Task data:
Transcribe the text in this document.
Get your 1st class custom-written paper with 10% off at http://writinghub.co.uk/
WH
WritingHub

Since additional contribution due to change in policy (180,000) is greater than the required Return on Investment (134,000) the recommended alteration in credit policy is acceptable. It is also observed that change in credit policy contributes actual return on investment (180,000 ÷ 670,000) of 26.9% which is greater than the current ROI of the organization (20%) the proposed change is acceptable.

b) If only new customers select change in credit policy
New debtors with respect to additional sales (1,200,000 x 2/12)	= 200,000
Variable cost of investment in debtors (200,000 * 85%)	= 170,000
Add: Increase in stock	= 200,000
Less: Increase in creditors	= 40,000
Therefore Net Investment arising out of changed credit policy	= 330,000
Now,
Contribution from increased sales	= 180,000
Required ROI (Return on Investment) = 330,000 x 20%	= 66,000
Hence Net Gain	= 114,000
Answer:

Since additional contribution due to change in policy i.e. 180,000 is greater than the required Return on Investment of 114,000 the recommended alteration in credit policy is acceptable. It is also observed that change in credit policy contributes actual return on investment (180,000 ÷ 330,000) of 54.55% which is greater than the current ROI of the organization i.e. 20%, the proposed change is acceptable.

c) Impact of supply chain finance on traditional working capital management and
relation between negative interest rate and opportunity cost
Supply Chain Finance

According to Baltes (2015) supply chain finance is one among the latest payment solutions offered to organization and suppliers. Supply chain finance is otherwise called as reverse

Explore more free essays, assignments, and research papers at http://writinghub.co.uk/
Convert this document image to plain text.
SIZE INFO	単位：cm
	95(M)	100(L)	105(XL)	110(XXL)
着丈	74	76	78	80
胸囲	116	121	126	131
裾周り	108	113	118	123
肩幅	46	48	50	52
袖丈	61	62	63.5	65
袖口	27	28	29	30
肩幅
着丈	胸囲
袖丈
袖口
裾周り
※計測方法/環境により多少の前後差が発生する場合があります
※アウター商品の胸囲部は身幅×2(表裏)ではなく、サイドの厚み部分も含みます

Stated goal:
Give the listing above again, word for word.

Full answer:
Transcribe the text in this document.
Get your 1st class custom-written paper with 10% off at http://writinghub.co.uk/
WH
WritingHub

Since additional contribution due to change in policy (180,000) is greater than the required Return on Investment (134,000) the recommended alteration in credit policy is acceptable. It is also observed that change in credit policy contributes actual return on investment (180,000 ÷ 670,000) of 26.9% which is greater than the current ROI of the organization (20%) the proposed change is acceptable.

b) If only new customers select change in credit policy
New debtors with respect to additional sales (1,200,000 x 2/12)	= 200,000
Variable cost of investment in debtors (200,000 * 85%)	= 170,000
Add: Increase in stock	= 200,000
Less: Increase in creditors	= 40,000
Therefore Net Investment arising out of changed credit policy	= 330,000
Now,
Contribution from increased sales	= 180,000
Required ROI (Return on Investment) = 330,000 x 20%	= 66,000
Hence Net Gain	= 114,000
Answer:

Since additional contribution due to change in policy i.e. 180,000 is greater than the required Return on Investment of 114,000 the recommended alteration in credit policy is acceptable. It is also observed that change in credit policy contributes actual return on investment (180,000 ÷ 330,000) of 54.55% which is greater than the current ROI of the organization i.e. 20%, the proposed change is acceptable.

c) Impact of supply chain finance on traditional working capital management and
relation between negative interest rate and opportunity cost
Supply Chain Finance

According to Baltes (2015) supply chain finance is one among the latest payment solutions offered to organization and suppliers. Supply chain finance is otherwise called as reverse

Explore more free essays, assignments, and research papers at http://writinghub.co.uk/
Convert this document image to plain text.
SIZE INFO	単位：cm
	95(M)	100(L)	105(XL)	110(XXL)
着丈	74	76	78	80
胸囲	116	121	126	131
裾周り	108	113	118	123
肩幅	46	48	50	52
袖丈	61	62	63.5	65
袖口	27	28	29	30
肩幅
着丈	胸囲
袖丈
袖口
裾周り
※計測方法/環境により多少の前後差が発生する場合があります
※アウター商品の胸囲部は身幅×2(表裏)ではなく、サイドの厚み部分も含みます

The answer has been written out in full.